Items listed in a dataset
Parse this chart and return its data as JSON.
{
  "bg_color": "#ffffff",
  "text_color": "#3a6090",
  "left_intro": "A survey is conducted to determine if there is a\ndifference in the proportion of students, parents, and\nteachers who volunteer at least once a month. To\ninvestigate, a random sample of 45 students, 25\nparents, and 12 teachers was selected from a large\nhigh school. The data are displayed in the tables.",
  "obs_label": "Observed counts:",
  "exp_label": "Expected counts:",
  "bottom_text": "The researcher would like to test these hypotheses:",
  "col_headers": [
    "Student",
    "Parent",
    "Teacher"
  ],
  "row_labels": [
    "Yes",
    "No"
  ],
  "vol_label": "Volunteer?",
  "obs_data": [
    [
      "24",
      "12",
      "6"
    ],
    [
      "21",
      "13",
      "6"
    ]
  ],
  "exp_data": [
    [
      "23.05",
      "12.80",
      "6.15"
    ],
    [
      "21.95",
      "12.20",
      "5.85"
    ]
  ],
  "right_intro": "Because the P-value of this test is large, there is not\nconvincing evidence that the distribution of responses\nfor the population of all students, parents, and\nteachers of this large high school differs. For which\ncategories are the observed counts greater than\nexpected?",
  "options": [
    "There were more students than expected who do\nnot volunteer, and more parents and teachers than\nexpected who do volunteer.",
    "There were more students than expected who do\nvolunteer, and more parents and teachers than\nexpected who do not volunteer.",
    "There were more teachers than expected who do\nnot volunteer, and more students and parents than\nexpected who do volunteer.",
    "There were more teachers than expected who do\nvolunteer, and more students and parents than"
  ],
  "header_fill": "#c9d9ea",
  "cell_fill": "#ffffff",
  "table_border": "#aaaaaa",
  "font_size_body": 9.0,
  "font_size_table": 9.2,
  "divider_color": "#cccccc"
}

§ **Instructions for the task**
Retype all of the material above with every character intact.

§ **Expected answer**
Parse this chart and return its data as JSON.
{
  "bg_color": "#ffffff",
  "text_color": "#3a6090",
  "left_intro": "A survey is conducted to determine if there is a\ndifference in the proportion of students, parents, and\nteachers who volunteer at least once a month. To\ninvestigate, a random sample of 45 students, 25\nparents, and 12 teachers was selected from a large\nhigh school. The data are displayed in the tables.",
  "obs_label": "Observed counts:",
  "exp_label": "Expected counts:",
  "bottom_text": "The researcher would like to test these hypotheses:",
  "col_headers": [
    "Student",
    "Parent",
    "Teacher"
  ],
  "row_labels": [
    "Yes",
    "No"
  ],
  "vol_label": "Volunteer?",
  "obs_data": [
    [
      "24",
      "12",
      "6"
    ],
    [
      "21",
      "13",
      "6"
    ]
  ],
  "exp_data": [
    [
      "23.05",
      "12.80",
      "6.15"
    ],
    [
      "21.95",
      "12.20",
      "5.85"
    ]
  ],
  "right_intro": "Because the P-value of this test is large, there is not\nconvincing evidence that the distribution of responses\nfor the population of all students, parents, and\nteachers of this large high school differs. For which\ncategories are the observed counts greater than\nexpected?",
  "options": [
    "There were more students than expected who do\nnot volunteer, and more parents and teachers than\nexpected who do volunteer.",
    "There were more students than expected who do\nvolunteer, and more parents and teachers than\nexpected who do not volunteer.",
    "There were more teachers than expected who do\nnot volunteer, and more students and parents than\nexpected who do volunteer.",
    "There were more teachers than expected who do\nvolunteer, and more students and parents than"
  ],
  "header_fill": "#c9d9ea",
  "cell_fill": "#ffffff",
  "table_border": "#aaaaaa",
  "font_size_body": 9.0,
  "font_size_table": 9.2,
  "divider_color": "#cccccc"
}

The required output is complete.